EXERCISE AIM: Find the lines of data that contain the string "rasul", then list them.

===== DATASET ENTRIES =====

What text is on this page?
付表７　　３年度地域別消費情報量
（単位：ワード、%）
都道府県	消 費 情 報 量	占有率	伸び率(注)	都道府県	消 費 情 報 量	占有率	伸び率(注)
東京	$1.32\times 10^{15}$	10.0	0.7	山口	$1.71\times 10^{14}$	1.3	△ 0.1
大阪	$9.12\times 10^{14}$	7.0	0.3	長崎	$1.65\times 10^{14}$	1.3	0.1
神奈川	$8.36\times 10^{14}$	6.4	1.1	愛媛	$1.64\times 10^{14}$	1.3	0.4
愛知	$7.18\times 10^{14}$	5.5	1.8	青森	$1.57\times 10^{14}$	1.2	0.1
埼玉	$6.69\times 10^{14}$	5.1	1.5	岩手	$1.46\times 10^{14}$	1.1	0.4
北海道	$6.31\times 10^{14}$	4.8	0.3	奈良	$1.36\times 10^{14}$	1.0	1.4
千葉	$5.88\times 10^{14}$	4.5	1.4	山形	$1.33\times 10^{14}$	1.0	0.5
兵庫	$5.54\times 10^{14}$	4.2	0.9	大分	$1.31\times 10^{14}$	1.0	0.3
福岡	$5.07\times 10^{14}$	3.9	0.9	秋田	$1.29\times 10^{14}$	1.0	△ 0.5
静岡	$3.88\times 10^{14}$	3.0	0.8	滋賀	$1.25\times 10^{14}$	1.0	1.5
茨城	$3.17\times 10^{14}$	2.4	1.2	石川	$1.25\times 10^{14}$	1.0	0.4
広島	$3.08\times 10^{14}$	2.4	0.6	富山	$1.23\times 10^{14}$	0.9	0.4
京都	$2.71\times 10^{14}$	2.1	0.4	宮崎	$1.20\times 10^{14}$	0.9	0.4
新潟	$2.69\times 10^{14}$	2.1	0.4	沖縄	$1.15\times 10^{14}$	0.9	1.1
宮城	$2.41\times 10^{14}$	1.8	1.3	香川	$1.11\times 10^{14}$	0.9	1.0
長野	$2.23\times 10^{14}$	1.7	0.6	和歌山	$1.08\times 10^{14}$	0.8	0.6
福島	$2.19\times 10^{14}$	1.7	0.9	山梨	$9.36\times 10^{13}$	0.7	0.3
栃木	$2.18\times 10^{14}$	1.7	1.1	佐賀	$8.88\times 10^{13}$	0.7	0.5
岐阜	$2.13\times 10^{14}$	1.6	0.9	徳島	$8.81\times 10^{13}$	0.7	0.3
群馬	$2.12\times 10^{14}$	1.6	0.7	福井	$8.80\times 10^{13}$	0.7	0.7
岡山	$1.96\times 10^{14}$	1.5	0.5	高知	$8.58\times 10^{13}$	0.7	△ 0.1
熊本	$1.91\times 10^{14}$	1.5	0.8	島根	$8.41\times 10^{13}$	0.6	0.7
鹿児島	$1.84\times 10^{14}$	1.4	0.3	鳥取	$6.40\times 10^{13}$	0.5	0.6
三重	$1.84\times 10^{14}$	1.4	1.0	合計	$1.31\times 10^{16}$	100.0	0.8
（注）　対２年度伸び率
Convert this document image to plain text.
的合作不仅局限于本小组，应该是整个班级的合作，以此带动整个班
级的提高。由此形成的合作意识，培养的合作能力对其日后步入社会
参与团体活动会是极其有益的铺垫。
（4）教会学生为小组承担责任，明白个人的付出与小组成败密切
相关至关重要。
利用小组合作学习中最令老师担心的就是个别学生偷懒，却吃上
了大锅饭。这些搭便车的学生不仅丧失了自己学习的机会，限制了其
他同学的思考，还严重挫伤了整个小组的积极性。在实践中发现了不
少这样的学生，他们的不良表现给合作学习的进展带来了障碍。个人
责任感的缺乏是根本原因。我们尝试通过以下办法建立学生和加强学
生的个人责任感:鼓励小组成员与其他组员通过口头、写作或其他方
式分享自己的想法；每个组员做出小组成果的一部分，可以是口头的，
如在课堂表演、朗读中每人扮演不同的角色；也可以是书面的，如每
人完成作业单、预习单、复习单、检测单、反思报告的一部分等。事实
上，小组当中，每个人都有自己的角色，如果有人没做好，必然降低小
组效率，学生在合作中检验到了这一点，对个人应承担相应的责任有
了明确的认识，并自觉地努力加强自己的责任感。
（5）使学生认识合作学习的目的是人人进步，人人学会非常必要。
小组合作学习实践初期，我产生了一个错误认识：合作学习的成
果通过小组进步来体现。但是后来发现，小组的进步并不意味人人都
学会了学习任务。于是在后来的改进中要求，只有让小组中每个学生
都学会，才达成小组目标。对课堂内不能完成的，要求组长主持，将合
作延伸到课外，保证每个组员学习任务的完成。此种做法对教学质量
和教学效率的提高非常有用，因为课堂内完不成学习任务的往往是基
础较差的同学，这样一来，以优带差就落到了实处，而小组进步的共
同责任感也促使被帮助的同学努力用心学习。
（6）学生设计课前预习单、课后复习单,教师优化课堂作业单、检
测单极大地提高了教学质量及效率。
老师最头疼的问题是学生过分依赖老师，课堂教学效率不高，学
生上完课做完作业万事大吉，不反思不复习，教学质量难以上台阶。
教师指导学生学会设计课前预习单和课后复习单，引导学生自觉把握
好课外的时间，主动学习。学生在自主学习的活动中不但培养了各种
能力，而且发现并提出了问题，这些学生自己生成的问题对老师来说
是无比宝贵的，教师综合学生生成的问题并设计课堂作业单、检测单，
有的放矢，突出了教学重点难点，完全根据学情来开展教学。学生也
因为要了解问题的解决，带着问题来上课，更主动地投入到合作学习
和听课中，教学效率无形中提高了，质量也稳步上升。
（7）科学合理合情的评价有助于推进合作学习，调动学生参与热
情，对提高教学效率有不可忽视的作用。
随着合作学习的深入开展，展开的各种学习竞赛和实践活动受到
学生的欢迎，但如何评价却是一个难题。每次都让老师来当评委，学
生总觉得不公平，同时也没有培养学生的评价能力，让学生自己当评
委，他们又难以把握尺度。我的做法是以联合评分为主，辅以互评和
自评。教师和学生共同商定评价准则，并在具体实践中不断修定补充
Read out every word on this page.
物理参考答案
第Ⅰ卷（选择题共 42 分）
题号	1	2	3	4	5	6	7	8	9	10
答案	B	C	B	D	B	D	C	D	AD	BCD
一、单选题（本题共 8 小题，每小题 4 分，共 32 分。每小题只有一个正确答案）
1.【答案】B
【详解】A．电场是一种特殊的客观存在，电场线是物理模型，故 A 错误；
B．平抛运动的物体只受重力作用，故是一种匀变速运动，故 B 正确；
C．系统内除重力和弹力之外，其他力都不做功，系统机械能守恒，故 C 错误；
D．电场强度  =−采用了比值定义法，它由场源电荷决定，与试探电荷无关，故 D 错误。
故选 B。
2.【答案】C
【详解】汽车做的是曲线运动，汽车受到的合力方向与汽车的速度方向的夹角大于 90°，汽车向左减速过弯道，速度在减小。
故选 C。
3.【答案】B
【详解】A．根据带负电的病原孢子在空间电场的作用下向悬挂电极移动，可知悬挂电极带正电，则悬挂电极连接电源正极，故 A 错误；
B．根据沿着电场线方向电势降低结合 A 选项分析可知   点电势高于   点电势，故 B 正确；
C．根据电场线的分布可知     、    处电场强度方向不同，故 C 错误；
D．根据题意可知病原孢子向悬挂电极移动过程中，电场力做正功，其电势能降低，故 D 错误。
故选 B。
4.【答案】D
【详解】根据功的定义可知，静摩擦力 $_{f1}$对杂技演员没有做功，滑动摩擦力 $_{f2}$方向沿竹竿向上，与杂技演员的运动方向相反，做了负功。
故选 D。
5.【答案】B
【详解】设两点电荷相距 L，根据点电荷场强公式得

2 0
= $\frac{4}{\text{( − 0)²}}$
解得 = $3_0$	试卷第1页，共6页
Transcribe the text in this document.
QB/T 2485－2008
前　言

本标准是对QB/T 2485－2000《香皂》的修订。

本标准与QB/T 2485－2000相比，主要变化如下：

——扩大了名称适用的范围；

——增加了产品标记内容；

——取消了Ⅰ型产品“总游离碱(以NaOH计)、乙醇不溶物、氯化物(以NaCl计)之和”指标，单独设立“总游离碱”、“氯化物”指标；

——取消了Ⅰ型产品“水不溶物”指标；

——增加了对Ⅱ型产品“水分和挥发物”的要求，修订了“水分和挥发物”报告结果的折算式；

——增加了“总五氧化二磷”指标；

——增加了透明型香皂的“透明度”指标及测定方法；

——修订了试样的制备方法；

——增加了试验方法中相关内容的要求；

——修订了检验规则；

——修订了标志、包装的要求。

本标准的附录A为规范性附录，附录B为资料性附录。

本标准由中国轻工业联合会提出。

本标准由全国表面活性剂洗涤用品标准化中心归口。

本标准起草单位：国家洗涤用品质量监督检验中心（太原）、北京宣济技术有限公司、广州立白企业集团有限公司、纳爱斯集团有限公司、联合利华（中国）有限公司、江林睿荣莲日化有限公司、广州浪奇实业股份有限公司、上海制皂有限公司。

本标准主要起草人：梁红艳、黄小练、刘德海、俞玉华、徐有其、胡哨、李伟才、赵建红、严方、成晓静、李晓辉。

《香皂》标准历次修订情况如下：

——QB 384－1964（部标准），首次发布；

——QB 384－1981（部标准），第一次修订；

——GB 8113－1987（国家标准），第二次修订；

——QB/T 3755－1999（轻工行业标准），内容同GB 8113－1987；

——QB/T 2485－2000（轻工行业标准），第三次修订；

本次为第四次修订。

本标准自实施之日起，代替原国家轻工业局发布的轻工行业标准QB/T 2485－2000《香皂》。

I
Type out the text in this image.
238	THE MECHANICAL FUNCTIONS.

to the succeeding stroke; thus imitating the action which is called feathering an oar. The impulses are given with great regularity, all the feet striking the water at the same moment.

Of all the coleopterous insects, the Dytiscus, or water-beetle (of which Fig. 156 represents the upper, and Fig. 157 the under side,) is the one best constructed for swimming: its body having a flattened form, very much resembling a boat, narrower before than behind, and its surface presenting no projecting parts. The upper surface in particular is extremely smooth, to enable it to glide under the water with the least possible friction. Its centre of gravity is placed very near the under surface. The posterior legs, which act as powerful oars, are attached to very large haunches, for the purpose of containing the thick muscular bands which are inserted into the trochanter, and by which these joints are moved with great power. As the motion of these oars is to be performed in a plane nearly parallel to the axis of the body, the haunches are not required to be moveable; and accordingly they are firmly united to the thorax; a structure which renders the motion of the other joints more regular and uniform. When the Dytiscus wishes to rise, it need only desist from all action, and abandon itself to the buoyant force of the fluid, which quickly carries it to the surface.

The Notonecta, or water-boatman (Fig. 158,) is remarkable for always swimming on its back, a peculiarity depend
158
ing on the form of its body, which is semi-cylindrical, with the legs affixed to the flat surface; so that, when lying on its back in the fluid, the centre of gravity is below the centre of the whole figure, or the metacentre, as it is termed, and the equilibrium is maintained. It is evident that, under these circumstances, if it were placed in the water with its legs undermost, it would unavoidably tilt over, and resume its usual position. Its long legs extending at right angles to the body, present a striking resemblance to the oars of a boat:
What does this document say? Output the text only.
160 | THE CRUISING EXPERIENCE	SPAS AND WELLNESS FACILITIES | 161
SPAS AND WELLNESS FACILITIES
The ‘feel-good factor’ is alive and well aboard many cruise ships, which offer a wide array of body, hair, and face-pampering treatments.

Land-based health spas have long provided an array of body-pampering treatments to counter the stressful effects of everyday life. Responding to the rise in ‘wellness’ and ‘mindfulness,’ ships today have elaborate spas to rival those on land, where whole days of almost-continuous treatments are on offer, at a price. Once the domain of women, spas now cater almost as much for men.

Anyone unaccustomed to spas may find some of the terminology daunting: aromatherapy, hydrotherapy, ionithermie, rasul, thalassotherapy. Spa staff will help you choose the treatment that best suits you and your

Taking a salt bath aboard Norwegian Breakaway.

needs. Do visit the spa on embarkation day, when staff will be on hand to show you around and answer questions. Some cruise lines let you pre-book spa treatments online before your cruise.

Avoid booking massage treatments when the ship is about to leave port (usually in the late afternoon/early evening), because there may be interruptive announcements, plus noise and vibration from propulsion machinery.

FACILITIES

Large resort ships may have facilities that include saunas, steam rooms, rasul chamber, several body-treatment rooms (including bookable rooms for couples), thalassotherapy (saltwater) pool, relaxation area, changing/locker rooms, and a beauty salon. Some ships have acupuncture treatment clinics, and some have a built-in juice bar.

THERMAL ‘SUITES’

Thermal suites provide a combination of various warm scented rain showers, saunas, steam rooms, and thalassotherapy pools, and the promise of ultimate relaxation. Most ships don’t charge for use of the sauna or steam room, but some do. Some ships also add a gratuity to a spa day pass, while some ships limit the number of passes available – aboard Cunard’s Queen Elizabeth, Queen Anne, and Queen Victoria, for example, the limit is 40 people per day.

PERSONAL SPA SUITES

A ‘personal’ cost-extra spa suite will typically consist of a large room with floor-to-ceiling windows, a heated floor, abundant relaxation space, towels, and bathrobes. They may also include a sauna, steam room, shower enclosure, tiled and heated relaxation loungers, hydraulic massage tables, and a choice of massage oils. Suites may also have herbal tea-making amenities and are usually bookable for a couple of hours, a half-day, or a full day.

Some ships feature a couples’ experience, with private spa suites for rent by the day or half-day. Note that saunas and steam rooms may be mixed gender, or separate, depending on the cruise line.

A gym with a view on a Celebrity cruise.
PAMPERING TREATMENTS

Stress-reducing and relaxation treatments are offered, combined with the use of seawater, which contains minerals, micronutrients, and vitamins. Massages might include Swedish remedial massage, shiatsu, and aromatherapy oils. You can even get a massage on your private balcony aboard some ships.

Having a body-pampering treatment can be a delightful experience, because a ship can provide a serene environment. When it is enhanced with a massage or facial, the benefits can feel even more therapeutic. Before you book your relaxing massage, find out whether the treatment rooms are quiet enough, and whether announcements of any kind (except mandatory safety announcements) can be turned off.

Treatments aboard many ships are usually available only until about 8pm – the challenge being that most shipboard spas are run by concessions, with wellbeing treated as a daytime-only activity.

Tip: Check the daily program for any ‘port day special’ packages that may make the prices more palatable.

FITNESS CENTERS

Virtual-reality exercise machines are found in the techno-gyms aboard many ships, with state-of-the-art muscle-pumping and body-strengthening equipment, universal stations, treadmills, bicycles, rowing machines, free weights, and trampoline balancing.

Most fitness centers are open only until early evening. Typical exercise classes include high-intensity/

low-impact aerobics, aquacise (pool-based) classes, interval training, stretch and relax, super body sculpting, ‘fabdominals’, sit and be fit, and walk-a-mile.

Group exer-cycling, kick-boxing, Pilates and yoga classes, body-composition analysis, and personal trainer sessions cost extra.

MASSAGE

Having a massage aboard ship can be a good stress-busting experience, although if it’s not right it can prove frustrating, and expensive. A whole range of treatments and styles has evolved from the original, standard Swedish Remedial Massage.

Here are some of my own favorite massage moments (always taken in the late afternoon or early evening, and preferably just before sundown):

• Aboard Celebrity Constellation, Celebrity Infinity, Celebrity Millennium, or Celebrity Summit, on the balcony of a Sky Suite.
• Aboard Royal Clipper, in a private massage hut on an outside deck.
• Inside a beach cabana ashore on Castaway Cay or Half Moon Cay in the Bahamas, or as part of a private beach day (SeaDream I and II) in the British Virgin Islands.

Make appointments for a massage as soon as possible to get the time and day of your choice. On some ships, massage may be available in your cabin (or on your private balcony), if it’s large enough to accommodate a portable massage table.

=====

COMPLETE OUTPUT:
Anyone unaccustomed to spas may find some of the terminology daunting: aromatherapy, hydrotherapy, ionithermie, rasul, thalassotherapy. Spa staff will help you choose the treatment that best suits you and your
Large resort ships may have facilities that include saunas, steam rooms, rasul chamber, several body-treatment rooms (including bookable rooms for couples), thalassotherapy (saltwater) pool, relaxation area, changing/locker rooms, and a beauty salon. Some ships have acupuncture treatment clinics, and some have a built-in juice bar.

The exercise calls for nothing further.